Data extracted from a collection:
┄┄┄┄┄┄
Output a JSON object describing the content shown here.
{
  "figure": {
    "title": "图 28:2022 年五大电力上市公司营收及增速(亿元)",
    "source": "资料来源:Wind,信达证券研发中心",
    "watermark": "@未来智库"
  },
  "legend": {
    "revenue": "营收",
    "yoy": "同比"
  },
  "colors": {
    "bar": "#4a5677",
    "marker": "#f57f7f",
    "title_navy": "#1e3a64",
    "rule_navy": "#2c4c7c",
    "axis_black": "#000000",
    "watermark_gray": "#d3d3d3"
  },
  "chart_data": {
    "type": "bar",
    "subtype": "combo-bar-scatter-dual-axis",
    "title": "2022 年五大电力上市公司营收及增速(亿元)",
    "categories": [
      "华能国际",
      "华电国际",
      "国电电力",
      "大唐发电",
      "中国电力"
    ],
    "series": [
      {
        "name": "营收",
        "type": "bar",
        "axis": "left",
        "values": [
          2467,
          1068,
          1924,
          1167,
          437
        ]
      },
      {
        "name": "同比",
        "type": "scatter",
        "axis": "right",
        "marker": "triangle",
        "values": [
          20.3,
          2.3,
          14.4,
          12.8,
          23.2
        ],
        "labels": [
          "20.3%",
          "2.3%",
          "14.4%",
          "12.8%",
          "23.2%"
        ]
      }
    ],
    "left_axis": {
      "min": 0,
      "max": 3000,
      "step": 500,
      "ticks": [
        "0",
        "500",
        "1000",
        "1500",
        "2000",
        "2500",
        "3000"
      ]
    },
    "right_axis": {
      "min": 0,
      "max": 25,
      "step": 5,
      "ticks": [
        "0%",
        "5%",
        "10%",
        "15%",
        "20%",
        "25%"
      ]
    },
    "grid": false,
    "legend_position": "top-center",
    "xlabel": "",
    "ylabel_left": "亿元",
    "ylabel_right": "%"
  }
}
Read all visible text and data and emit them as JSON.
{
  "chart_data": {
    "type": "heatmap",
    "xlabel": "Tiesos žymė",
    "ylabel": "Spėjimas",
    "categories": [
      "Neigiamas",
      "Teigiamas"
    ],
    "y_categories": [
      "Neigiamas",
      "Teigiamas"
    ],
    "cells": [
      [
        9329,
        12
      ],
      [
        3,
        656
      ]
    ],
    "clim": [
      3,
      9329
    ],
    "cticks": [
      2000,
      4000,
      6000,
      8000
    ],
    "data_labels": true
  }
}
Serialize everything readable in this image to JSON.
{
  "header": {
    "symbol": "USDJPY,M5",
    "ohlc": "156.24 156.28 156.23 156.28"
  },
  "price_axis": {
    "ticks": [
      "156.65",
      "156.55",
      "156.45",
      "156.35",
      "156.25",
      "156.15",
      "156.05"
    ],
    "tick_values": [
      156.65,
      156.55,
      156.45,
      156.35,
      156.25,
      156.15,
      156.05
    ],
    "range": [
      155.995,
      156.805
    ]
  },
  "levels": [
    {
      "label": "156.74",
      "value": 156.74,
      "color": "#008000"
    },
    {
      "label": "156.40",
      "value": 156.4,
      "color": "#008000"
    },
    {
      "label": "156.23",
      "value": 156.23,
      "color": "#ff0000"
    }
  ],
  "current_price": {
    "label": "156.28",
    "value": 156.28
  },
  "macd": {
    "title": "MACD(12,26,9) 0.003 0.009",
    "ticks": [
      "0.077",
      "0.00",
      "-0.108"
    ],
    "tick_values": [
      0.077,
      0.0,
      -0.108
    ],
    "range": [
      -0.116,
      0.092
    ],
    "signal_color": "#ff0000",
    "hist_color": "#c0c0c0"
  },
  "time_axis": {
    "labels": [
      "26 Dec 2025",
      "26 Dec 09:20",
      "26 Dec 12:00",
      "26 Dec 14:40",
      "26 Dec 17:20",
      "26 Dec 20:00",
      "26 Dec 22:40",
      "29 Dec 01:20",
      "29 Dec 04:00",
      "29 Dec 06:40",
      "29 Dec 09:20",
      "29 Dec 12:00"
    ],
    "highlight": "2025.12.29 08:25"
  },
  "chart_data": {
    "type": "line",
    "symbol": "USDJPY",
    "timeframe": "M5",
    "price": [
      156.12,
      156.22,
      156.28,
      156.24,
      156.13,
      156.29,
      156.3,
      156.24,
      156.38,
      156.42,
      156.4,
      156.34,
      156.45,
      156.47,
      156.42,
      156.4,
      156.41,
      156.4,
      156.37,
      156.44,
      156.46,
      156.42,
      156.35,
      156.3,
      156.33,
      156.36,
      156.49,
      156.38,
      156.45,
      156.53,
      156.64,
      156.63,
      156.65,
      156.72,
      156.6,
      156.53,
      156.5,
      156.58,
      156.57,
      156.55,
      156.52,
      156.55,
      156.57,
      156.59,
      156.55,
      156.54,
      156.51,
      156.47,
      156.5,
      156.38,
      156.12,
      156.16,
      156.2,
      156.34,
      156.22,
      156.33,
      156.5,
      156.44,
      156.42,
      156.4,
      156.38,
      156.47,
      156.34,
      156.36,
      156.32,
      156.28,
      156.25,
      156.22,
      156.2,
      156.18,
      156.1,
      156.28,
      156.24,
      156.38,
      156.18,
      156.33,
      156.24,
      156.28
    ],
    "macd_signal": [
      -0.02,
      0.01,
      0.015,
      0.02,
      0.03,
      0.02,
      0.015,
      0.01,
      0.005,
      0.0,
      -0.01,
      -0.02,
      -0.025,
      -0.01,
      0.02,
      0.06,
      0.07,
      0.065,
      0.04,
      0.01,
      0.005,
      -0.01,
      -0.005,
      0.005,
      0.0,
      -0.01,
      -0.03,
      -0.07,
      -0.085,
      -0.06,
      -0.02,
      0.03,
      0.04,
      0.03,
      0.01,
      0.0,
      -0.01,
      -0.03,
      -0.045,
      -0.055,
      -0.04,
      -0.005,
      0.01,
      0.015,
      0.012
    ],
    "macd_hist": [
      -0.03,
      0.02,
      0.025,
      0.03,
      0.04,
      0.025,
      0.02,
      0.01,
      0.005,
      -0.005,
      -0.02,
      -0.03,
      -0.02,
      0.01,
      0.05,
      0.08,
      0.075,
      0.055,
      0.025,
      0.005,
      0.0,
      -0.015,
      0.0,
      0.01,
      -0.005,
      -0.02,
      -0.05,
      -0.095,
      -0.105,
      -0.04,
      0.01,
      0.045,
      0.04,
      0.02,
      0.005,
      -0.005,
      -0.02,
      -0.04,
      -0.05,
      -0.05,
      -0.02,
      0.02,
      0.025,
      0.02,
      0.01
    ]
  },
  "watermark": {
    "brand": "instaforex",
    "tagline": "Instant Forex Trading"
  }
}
┄┄┄┄┄┄
AIM: Recopy the entries above in their entirety, exactly.

FULL ANSWER:
Output a JSON object describing the content shown here.
{
  "figure": {
    "title": "图 28:2022 年五大电力上市公司营收及增速(亿元)",
    "source": "资料来源:Wind,信达证券研发中心",
    "watermark": "@未来智库"
  },
  "legend": {
    "revenue": "营收",
    "yoy": "同比"
  },
  "colors": {
    "bar": "#4a5677",
    "marker": "#f57f7f",
    "title_navy": "#1e3a64",
    "rule_navy": "#2c4c7c",
    "axis_black": "#000000",
    "watermark_gray": "#d3d3d3"
  },
  "chart_data": {
    "type": "bar",
    "subtype": "combo-bar-scatter-dual-axis",
    "title": "2022 年五大电力上市公司营收及增速(亿元)",
    "categories": [
      "华能国际",
      "华电国际",
      "国电电力",
      "大唐发电",
      "中国电力"
    ],
    "series": [
      {
        "name": "营收",
        "type": "bar",
        "axis": "left",
        "values": [
          2467,
          1068,
          1924,
          1167,
          437
        ]
      },
      {
        "name": "同比",
        "type": "scatter",
        "axis": "right",
        "marker": "triangle",
        "values": [
          20.3,
          2.3,
          14.4,
          12.8,
          23.2
        ],
        "labels": [
          "20.3%",
          "2.3%",
          "14.4%",
          "12.8%",
          "23.2%"
        ]
      }
    ],
    "left_axis": {
      "min": 0,
      "max": 3000,
      "step": 500,
      "ticks": [
        "0",
        "500",
        "1000",
        "1500",
        "2000",
        "2500",
        "3000"
      ]
    },
    "right_axis": {
      "min": 0,
      "max": 25,
      "step": 5,
      "ticks": [
        "0%",
        "5%",
        "10%",
        "15%",
        "20%",
        "25%"
      ]
    },
    "grid": false,
    "legend_position": "top-center",
    "xlabel": "",
    "ylabel_left": "亿元",
    "ylabel_right": "%"
  }
}
Read all visible text and data and emit them as JSON.
{
  "chart_data": {
    "type": "heatmap",
    "xlabel": "Tiesos žymė",
    "ylabel": "Spėjimas",
    "categories": [
      "Neigiamas",
      "Teigiamas"
    ],
    "y_categories": [
      "Neigiamas",
      "Teigiamas"
    ],
    "cells": [
      [
        9329,
        12
      ],
      [
        3,
        656
      ]
    ],
    "clim": [
      3,
      9329
    ],
    "cticks": [
      2000,
      4000,
      6000,
      8000
    ],
    "data_labels": true
  }
}
Serialize everything readable in this image to JSON.
{
  "header": {
    "symbol": "USDJPY,M5",
    "ohlc": "156.24 156.28 156.23 156.28"
  },
  "price_axis": {
    "ticks": [
      "156.65",
      "156.55",
      "156.45",
      "156.35",
      "156.25",
      "156.15",
      "156.05"
    ],
    "tick_values": [
      156.65,
      156.55,
      156.45,
      156.35,
      156.25,
      156.15,
      156.05
    ],
    "range": [
      155.995,
      156.805
    ]
  },
  "levels": [
    {
      "label": "156.74",
      "value": 156.74,
      "color": "#008000"
    },
    {
      "label": "156.40",
      "value": 156.4,
      "color": "#008000"
    },
    {
      "label": "156.23",
      "value": 156.23,
      "color": "#ff0000"
    }
  ],
  "current_price": {
    "label": "156.28",
    "value": 156.28
  },
  "macd": {
    "title": "MACD(12,26,9) 0.003 0.009",
    "ticks": [
      "0.077",
      "0.00",
      "-0.108"
    ],
    "tick_values": [
      0.077,
      0.0,
      -0.108
    ],
    "range": [
      -0.116,
      0.092
    ],
    "signal_color": "#ff0000",
    "hist_color": "#c0c0c0"
  },
  "time_axis": {
    "labels": [
      "26 Dec 2025",
      "26 Dec 09:20",
      "26 Dec 12:00",
      "26 Dec 14:40",
      "26 Dec 17:20",
      "26 Dec 20:00",
      "26 Dec 22:40",
      "29 Dec 01:20",
      "29 Dec 04:00",
      "29 Dec 06:40",
      "29 Dec 09:20",
      "29 Dec 12:00"
    ],
    "highlight": "2025.12.29 08:25"
  },
  "chart_data": {
    "type": "line",
    "symbol": "USDJPY",
    "timeframe": "M5",
    "price": [
      156.12,
      156.22,
      156.28,
      156.24,
      156.13,
      156.29,
      156.3,
      156.24,
      156.38,
      156.42,
      156.4,
      156.34,
      156.45,
      156.47,
      156.42,
      156.4,
      156.41,
      156.4,
      156.37,
      156.44,
      156.46,
      156.42,
      156.35,
      156.3,
      156.33,
      156.36,
      156.49,
      156.38,
      156.45,
      156.53,
      156.64,
      156.63,
      156.65,
      156.72,
      156.6,
      156.53,
      156.5,
      156.58,
      156.57,
      156.55,
      156.52,
      156.55,
      156.57,
      156.59,
      156.55,
      156.54,
      156.51,
      156.47,
      156.5,
      156.38,
      156.12,
      156.16,
      156.2,
      156.34,
      156.22,
      156.33,
      156.5,
      156.44,
      156.42,
      156.4,
      156.38,
      156.47,
      156.34,
      156.36,
      156.32,
      156.28,
      156.25,
      156.22,
      156.2,
      156.18,
      156.1,
      156.28,
      156.24,
      156.38,
      156.18,
      156.33,
      156.24,
      156.28
    ],
    "macd_signal": [
      -0.02,
      0.01,
      0.015,
      0.02,
      0.03,
      0.02,
      0.015,
      0.01,
      0.005,
      0.0,
      -0.01,
      -0.02,
      -0.025,
      -0.01,
      0.02,
      0.06,
      0.07,
      0.065,
      0.04,
      0.01,
      0.005,
      -0.01,
      -0.005,
      0.005,
      0.0,
      -0.01,
      -0.03,
      -0.07,
      -0.085,
      -0.06,
      -0.02,
      0.03,
      0.04,
      0.03,
      0.01,
      0.0,
      -0.01,
      -0.03,
      -0.045,
      -0.055,
      -0.04,
      -0.005,
      0.01,
      0.015,
      0.012
    ],
    "macd_hist": [
      -0.03,
      0.02,
      0.025,
      0.03,
      0.04,
      0.025,
      0.02,
      0.01,
      0.005,
      -0.005,
      -0.02,
      -0.03,
      -0.02,
      0.01,
      0.05,
      0.08,
      0.075,
      0.055,
      0.025,
      0.005,
      0.0,
      -0.015,
      0.0,
      0.01,
      -0.005,
      -0.02,
      -0.05,
      -0.095,
      -0.105,
      -0.04,
      0.01,
      0.045,
      0.04,
      0.02,
      0.005,
      -0.005,
      -0.02,
      -0.04,
      -0.05,
      -0.05,
      -0.02,
      0.02,
      0.025,
      0.02,
      0.01
    ]
  },
  "watermark": {
    "brand": "instaforex",
    "tagline": "Instant Forex Trading"
  }
}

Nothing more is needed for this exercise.